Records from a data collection
## Begin

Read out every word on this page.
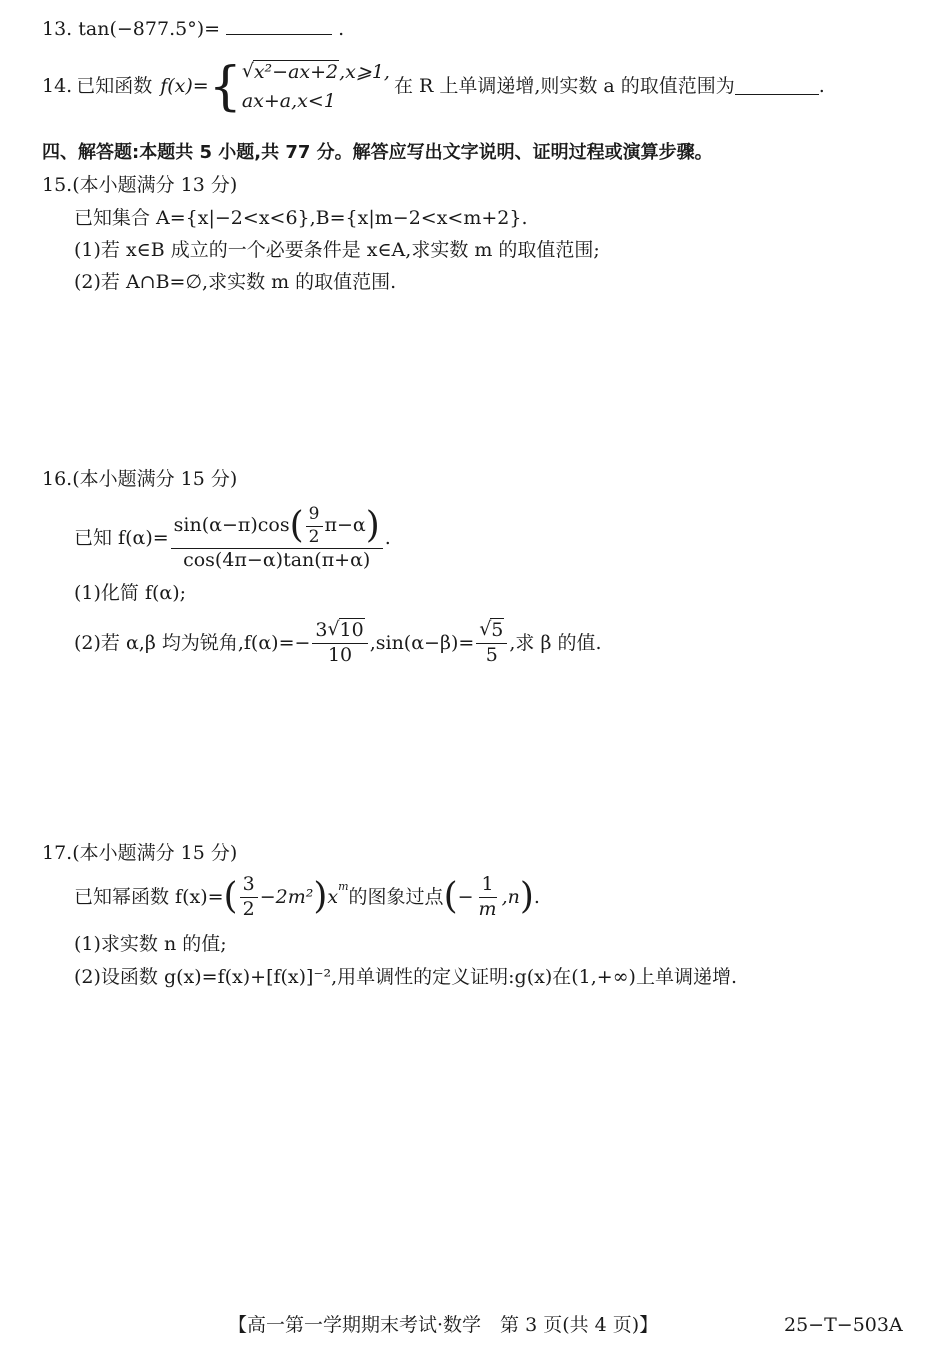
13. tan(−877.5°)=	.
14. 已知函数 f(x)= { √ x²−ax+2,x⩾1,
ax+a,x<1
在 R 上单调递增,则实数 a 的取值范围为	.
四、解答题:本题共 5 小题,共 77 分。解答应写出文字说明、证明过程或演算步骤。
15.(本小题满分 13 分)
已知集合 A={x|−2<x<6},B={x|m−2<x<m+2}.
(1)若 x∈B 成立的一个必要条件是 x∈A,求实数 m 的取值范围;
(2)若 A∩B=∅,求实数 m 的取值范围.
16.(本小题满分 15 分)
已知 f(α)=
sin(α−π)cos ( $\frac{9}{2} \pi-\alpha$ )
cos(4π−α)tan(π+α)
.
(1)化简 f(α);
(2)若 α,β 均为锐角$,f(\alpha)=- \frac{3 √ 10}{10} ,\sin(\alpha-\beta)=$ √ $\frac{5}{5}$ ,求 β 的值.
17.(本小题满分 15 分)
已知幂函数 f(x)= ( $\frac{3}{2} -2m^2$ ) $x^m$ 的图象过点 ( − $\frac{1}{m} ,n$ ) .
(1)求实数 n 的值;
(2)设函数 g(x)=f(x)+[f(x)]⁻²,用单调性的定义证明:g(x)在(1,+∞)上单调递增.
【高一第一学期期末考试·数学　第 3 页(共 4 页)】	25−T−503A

## End
## Begin

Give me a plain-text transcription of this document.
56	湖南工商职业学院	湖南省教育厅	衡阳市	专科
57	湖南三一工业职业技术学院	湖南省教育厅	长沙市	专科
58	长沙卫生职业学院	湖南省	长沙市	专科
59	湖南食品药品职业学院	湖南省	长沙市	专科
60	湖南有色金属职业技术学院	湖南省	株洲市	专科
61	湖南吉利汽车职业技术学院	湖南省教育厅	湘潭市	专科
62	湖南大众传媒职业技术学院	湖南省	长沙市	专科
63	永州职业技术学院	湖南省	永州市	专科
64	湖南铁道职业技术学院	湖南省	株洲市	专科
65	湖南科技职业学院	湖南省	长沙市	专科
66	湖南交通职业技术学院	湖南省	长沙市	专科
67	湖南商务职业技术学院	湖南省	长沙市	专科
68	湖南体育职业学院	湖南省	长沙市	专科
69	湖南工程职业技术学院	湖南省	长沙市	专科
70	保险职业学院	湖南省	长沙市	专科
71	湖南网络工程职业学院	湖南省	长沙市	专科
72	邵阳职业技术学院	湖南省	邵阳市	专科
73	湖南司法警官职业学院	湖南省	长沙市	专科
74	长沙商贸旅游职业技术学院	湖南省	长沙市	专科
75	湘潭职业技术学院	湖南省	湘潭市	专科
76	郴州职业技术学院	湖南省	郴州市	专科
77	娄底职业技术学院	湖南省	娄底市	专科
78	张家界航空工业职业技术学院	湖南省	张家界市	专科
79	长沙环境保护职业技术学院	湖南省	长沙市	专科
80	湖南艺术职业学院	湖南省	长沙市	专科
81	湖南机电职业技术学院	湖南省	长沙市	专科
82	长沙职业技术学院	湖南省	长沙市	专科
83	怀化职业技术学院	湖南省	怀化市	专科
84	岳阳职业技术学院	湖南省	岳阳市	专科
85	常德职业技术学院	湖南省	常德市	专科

## End

◆ **GOAL**: Pick out and copy the lines of the material that include the word "this".

◆ **WRITTEN SOLUTION**:
Read out every word on this page.
Give me a plain-text transcription of this document.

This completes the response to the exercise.